:: Exercise aim ::
All of the entries must be reproduced exactly, with no images carried over.

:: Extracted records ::
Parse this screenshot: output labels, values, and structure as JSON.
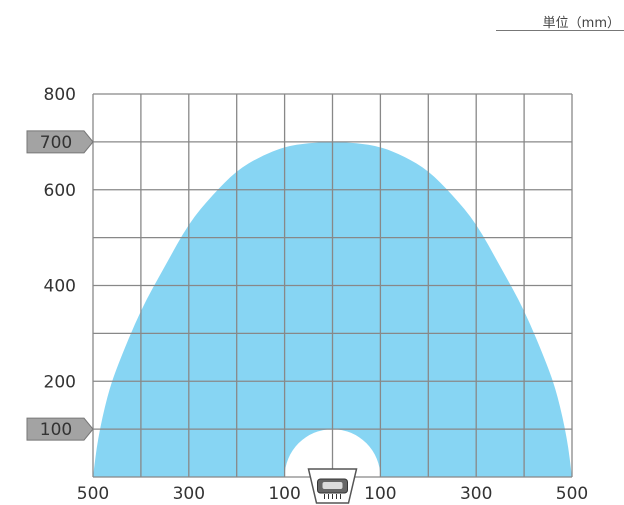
{
  "unit_label": "単位（mm）",
  "chart_data": {
    "type": "area",
    "title": "",
    "xlabel": "",
    "ylabel": "",
    "xlim": [
      -500,
      500
    ],
    "ylim": [
      0,
      800
    ],
    "grid": true,
    "x_tick_labels": [
      "500",
      "300",
      "100",
      "100",
      "300",
      "500"
    ],
    "x_tick_values": [
      -500,
      -300,
      -100,
      100,
      300,
      500
    ],
    "y_tick_labels": [
      "200",
      "400",
      "600",
      "800"
    ],
    "y_tick_values": [
      200,
      400,
      600,
      800
    ],
    "y_markers": [
      {
        "label": "700",
        "value": 700
      },
      {
        "label": "100",
        "value": 100
      }
    ],
    "fill_color": "#87d5f3",
    "marker_color": "#a3a3a3",
    "grid_color": "#888888",
    "series": [
      {
        "values_description_none": null,
        "outer_boundary": [
          [
            -500,
            0
          ],
          [
            -490,
            80
          ],
          [
            -470,
            170
          ],
          [
            -450,
            230
          ],
          [
            -400,
            350
          ],
          [
            -350,
            440
          ],
          [
            -300,
            530
          ],
          [
            -250,
            590
          ],
          [
            -200,
            640
          ],
          [
            -150,
            670
          ],
          [
            -100,
            690
          ],
          [
            -50,
            698
          ],
          [
            0,
            700
          ],
          [
            50,
            698
          ],
          [
            100,
            690
          ],
          [
            150,
            670
          ],
          [
            200,
            640
          ],
          [
            250,
            590
          ],
          [
            300,
            530
          ],
          [
            350,
            440
          ],
          [
            400,
            350
          ],
          [
            450,
            230
          ],
          [
            470,
            170
          ],
          [
            490,
            80
          ],
          [
            500,
            0
          ]
        ],
        "dead_zone_radius": 100
      }
    ]
  },
  "sensor_icon": "sensor-icon"
}
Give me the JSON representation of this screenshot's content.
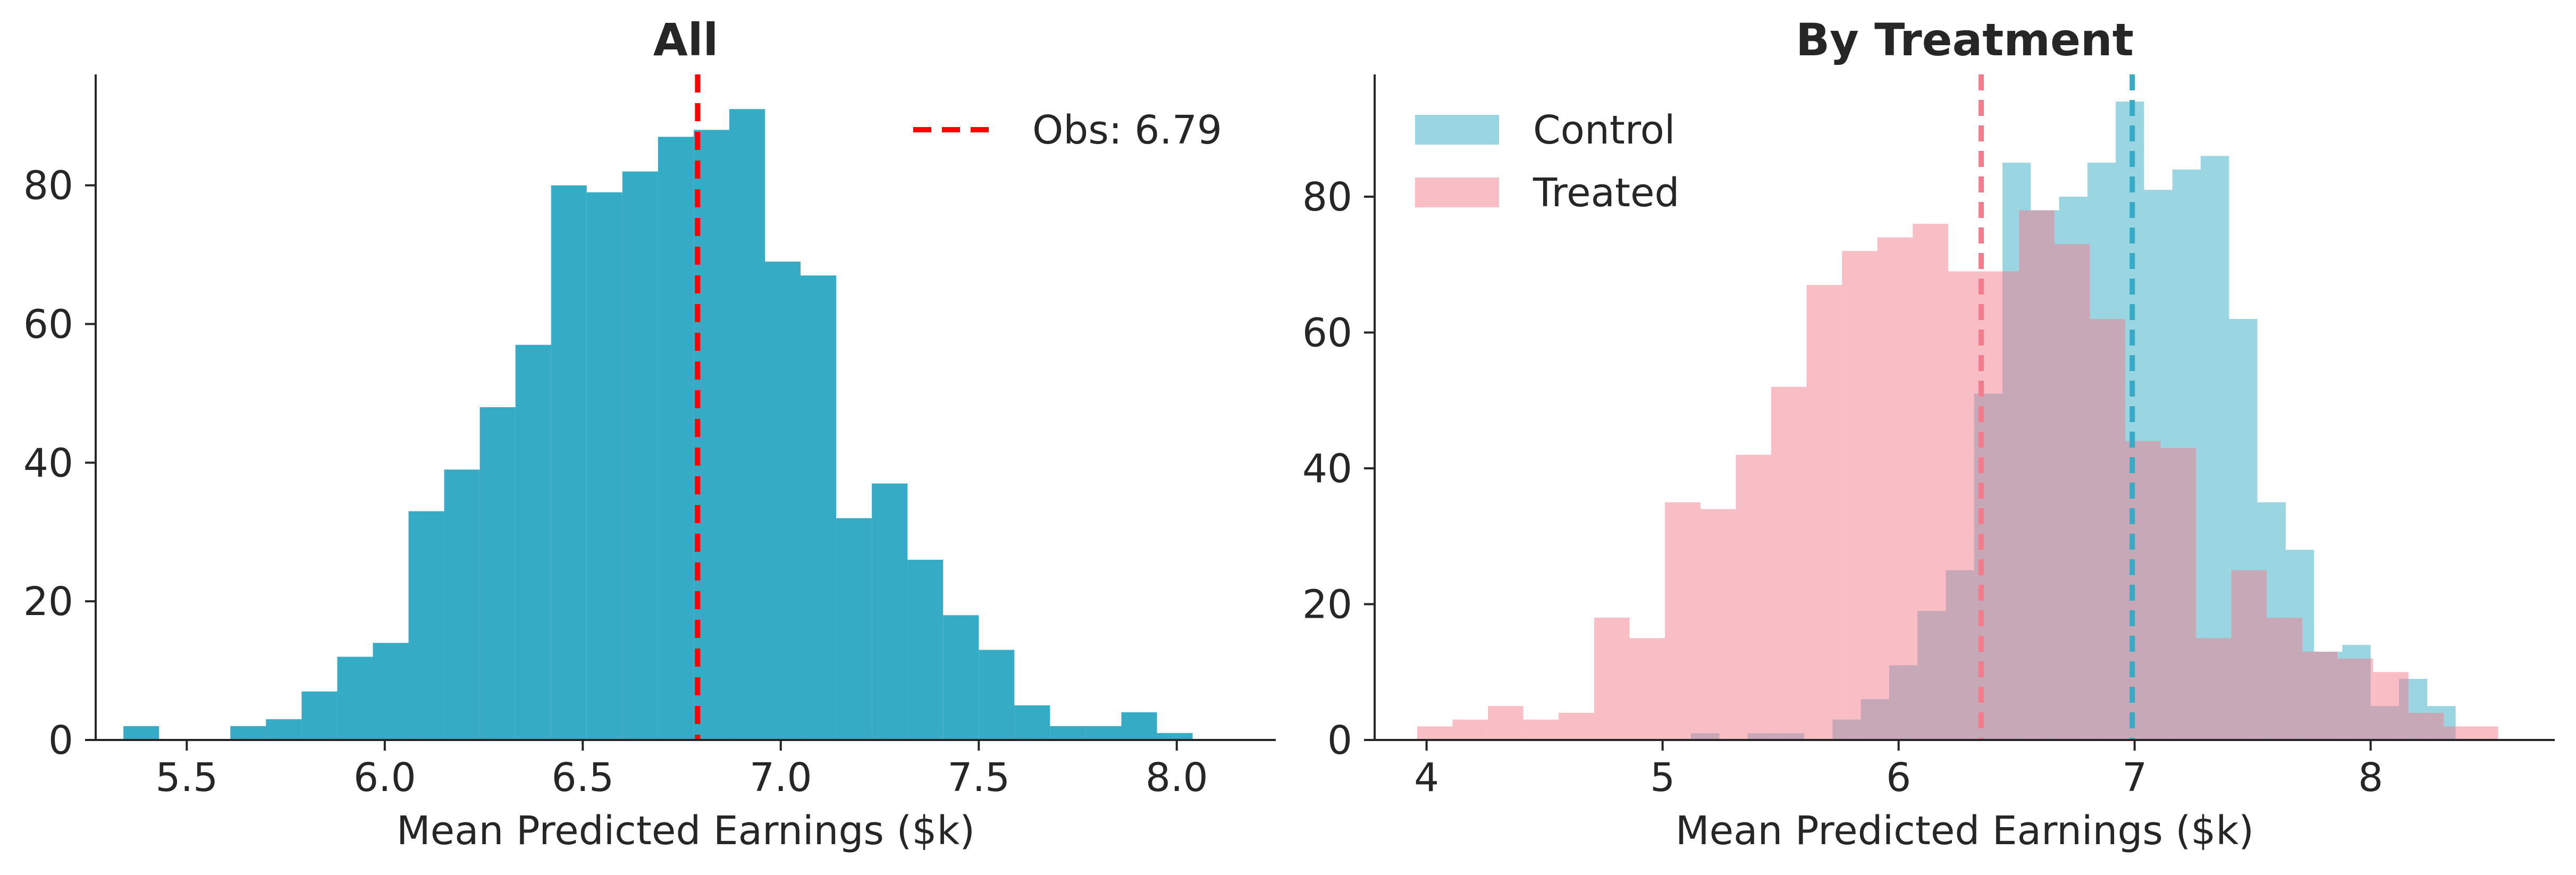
{
  "colors": {
    "all": "#36abc6",
    "control": "#36abc6",
    "treated": "#f37b8c",
    "obs_line": "#ff0000",
    "axis": "#262626"
  },
  "chart_data": [
    {
      "type": "bar",
      "title": "All",
      "xlabel": "Mean Predicted Earnings ($k)",
      "ylabel": "",
      "xlim": [
        5.27,
        8.25
      ],
      "ylim": [
        0,
        96
      ],
      "xticks": [
        "5.5",
        "6.0",
        "6.5",
        "7.0",
        "7.5",
        "8.0"
      ],
      "xtick_values": [
        5.5,
        6.0,
        6.5,
        7.0,
        7.5,
        8.0
      ],
      "yticks": [
        "0",
        "20",
        "40",
        "60",
        "80"
      ],
      "ytick_values": [
        0,
        20,
        40,
        60,
        80
      ],
      "series": [
        {
          "key": "all",
          "bin_edges": [
            5.34,
            5.43,
            5.52,
            5.61,
            5.7,
            5.79,
            5.88,
            5.97,
            6.06,
            6.15,
            6.24,
            6.33,
            6.42,
            6.51,
            6.6,
            6.69,
            6.78,
            6.87,
            6.96,
            7.05,
            7.14,
            7.23,
            7.32,
            7.41,
            7.5,
            7.59,
            7.68,
            7.77,
            7.86,
            7.95,
            8.04,
            8.13
          ],
          "counts": [
            2,
            0,
            0,
            2,
            3,
            7,
            12,
            14,
            33,
            39,
            48,
            57,
            80,
            79,
            82,
            87,
            88,
            91,
            69,
            67,
            32,
            37,
            26,
            18,
            13,
            5,
            2,
            2,
            4,
            1,
            0
          ]
        }
      ],
      "reference_line": {
        "x": 6.79,
        "label": "Obs: 6.79"
      },
      "legend": "top-right",
      "grid": false
    },
    {
      "type": "bar",
      "title": "By Treatment",
      "xlabel": "Mean Predicted Earnings ($k)",
      "ylabel": "",
      "xlim": [
        3.78,
        8.78
      ],
      "ylim": [
        0,
        98
      ],
      "xticks": [
        "4",
        "5",
        "6",
        "7",
        "8"
      ],
      "xtick_values": [
        4,
        5,
        6,
        7,
        8
      ],
      "yticks": [
        "0",
        "20",
        "40",
        "60",
        "80"
      ],
      "ytick_values": [
        0,
        20,
        40,
        60,
        80
      ],
      "series": [
        {
          "key": "control",
          "name": "Control",
          "bin_edges": [
            5.0,
            5.12,
            5.24,
            5.36,
            5.48,
            5.6,
            5.72,
            5.84,
            5.96,
            6.08,
            6.2,
            6.32,
            6.44,
            6.56,
            6.68,
            6.8,
            6.92,
            7.04,
            7.16,
            7.28,
            7.4,
            7.52,
            7.64,
            7.76,
            7.88,
            8.0,
            8.12,
            8.24,
            8.36
          ],
          "counts": [
            0,
            1,
            0,
            1,
            1,
            0,
            3,
            6,
            11,
            19,
            25,
            51,
            85,
            78,
            80,
            85,
            94,
            81,
            84,
            86,
            62,
            35,
            28,
            13,
            14,
            5,
            9,
            5
          ]
        },
        {
          "key": "treated",
          "name": "Treated",
          "bin_edges": [
            3.96,
            4.11,
            4.26,
            4.41,
            4.56,
            4.71,
            4.86,
            5.01,
            5.16,
            5.31,
            5.46,
            5.61,
            5.76,
            5.91,
            6.06,
            6.21,
            6.36,
            6.51,
            6.66,
            6.81,
            6.96,
            7.11,
            7.26,
            7.41,
            7.56,
            7.71,
            7.86,
            8.01,
            8.16,
            8.31,
            8.46,
            8.54
          ],
          "counts": [
            2,
            3,
            5,
            3,
            4,
            18,
            15,
            35,
            34,
            42,
            52,
            67,
            72,
            74,
            76,
            69,
            69,
            78,
            73,
            62,
            44,
            43,
            15,
            25,
            18,
            13,
            12,
            10,
            4,
            2,
            2
          ]
        }
      ],
      "reference_lines": [
        {
          "x": 6.35,
          "series": "treated"
        },
        {
          "x": 6.99,
          "series": "control"
        }
      ],
      "legend": "top-left",
      "grid": false
    }
  ]
}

:: The response ::
Parse this screenshot: output labels, values, and structure as JSON.
{
  "unit_label": "単位（mm）",
  "chart_data": {
    "type": "area",
    "title": "",
    "xlabel": "",
    "ylabel": "",
    "xlim": [
      -500,
      500
    ],
    "ylim": [
      0,
      800
    ],
    "grid": true,
    "x_tick_labels": [
      "500",
      "300",
      "100",
      "100",
      "300",
      "500"
    ],
    "x_tick_values": [
      -500,
      -300,
      -100,
      100,
      300,
      500
    ],
    "y_tick_labels": [
      "200",
      "400",
      "600",
      "800"
    ],
    "y_tick_values": [
      200,
      400,
      600,
      800
    ],
    "y_markers": [
      {
        "label": "700",
        "value": 700
      },
      {
        "label": "100",
        "value": 100
      }
    ],
    "fill_color": "#87d5f3",
    "marker_color": "#a3a3a3",
    "grid_color": "#888888",
    "series": [
      {
        "values_description_none": null,
        "outer_boundary": [
          [
            -500,
            0
          ],
          [
            -490,
            80
          ],
          [
            -470,
            170
          ],
          [
            -450,
            230
          ],
          [
            -400,
            350
          ],
          [
            -350,
            440
          ],
          [
            -300,
            530
          ],
          [
            -250,
            590
          ],
          [
            -200,
            640
          ],
          [
            -150,
            670
          ],
          [
            -100,
            690
          ],
          [
            -50,
            698
          ],
          [
            0,
            700
          ],
          [
            50,
            698
          ],
          [
            100,
            690
          ],
          [
            150,
            670
          ],
          [
            200,
            640
          ],
          [
            250,
            590
          ],
          [
            300,
            530
          ],
          [
            350,
            440
          ],
          [
            400,
            350
          ],
          [
            450,
            230
          ],
          [
            470,
            170
          ],
          [
            490,
            80
          ],
          [
            500,
            0
          ]
        ],
        "dead_zone_radius": 100
      }
    ]
  },
  "sensor_icon": "sensor-icon"
}
Give me the JSON representation of this screenshot's content.
{
  "colors": {
    "all": "#36abc6",
    "control": "#36abc6",
    "treated": "#f37b8c",
    "obs_line": "#ff0000",
    "axis": "#262626"
  },
  "chart_data": [
    {
      "type": "bar",
      "title": "All",
      "xlabel": "Mean Predicted Earnings ($k)",
      "ylabel": "",
      "xlim": [
        5.27,
        8.25
      ],
      "ylim": [
        0,
        96
      ],
      "xticks": [
        "5.5",
        "6.0",
        "6.5",
        "7.0",
        "7.5",
        "8.0"
      ],
      "xtick_values": [
        5.5,
        6.0,
        6.5,
        7.0,
        7.5,
        8.0
      ],
      "yticks": [
        "0",
        "20",
        "40",
        "60",
        "80"
      ],
      "ytick_values": [
        0,
        20,
        40,
        60,
        80
      ],
      "series": [
        {
          "key": "all",
          "bin_edges": [
            5.34,
            5.43,
            5.52,
            5.61,
            5.7,
            5.79,
            5.88,
            5.97,
            6.06,
            6.15,
            6.24,
            6.33,
            6.42,
            6.51,
            6.6,
            6.69,
            6.78,
            6.87,
            6.96,
            7.05,
            7.14,
            7.23,
            7.32,
            7.41,
            7.5,
            7.59,
            7.68,
            7.77,
            7.86,
            7.95,
            8.04,
            8.13
          ],
          "counts": [
            2,
            0,
            0,
            2,
            3,
            7,
            12,
            14,
            33,
            39,
            48,
            57,
            80,
            79,
            82,
            87,
            88,
            91,
            69,
            67,
            32,
            37,
            26,
            18,
            13,
            5,
            2,
            2,
            4,
            1,
            0
          ]
        }
      ],
      "reference_line": {
        "x": 6.79,
        "label": "Obs: 6.79"
      },
      "legend": "top-right",
      "grid": false
    },
    {
      "type": "bar",
      "title": "By Treatment",
      "xlabel": "Mean Predicted Earnings ($k)",
      "ylabel": "",
      "xlim": [
        3.78,
        8.78
      ],
      "ylim": [
        0,
        98
      ],
      "xticks": [
        "4",
        "5",
        "6",
        "7",
        "8"
      ],
      "xtick_values": [
        4,
        5,
        6,
        7,
        8
      ],
      "yticks": [
        "0",
        "20",
        "40",
        "60",
        "80"
      ],
      "ytick_values": [
        0,
        20,
        40,
        60,
        80
      ],
      "series": [
        {
          "key": "control",
          "name": "Control",
          "bin_edges": [
            5.0,
            5.12,
            5.24,
            5.36,
            5.48,
            5.6,
            5.72,
            5.84,
            5.96,
            6.08,
            6.2,
            6.32,
            6.44,
            6.56,
            6.68,
            6.8,
            6.92,
            7.04,
            7.16,
            7.28,
            7.4,
            7.52,
            7.64,
            7.76,
            7.88,
            8.0,
            8.12,
            8.24,
            8.36
          ],
          "counts": [
            0,
            1,
            0,
            1,
            1,
            0,
            3,
            6,
            11,
            19,
            25,
            51,
            85,
            78,
            80,
            85,
            94,
            81,
            84,
            86,
            62,
            35,
            28,
            13,
            14,
            5,
            9,
            5
          ]
        },
        {
          "key": "treated",
          "name": "Treated",
          "bin_edges": [
            3.96,
            4.11,
            4.26,
            4.41,
            4.56,
            4.71,
            4.86,
            5.01,
            5.16,
            5.31,
            5.46,
            5.61,
            5.76,
            5.91,
            6.06,
            6.21,
            6.36,
            6.51,
            6.66,
            6.81,
            6.96,
            7.11,
            7.26,
            7.41,
            7.56,
            7.71,
            7.86,
            8.01,
            8.16,
            8.31,
            8.46,
            8.54
          ],
          "counts": [
            2,
            3,
            5,
            3,
            4,
            18,
            15,
            35,
            34,
            42,
            52,
            67,
            72,
            74,
            76,
            69,
            69,
            78,
            73,
            62,
            44,
            43,
            15,
            25,
            18,
            13,
            12,
            10,
            4,
            2,
            2
          ]
        }
      ],
      "reference_lines": [
        {
          "x": 6.35,
          "series": "treated"
        },
        {
          "x": 6.99,
          "series": "control"
        }
      ],
      "legend": "top-left",
      "grid": false
    }
  ]
}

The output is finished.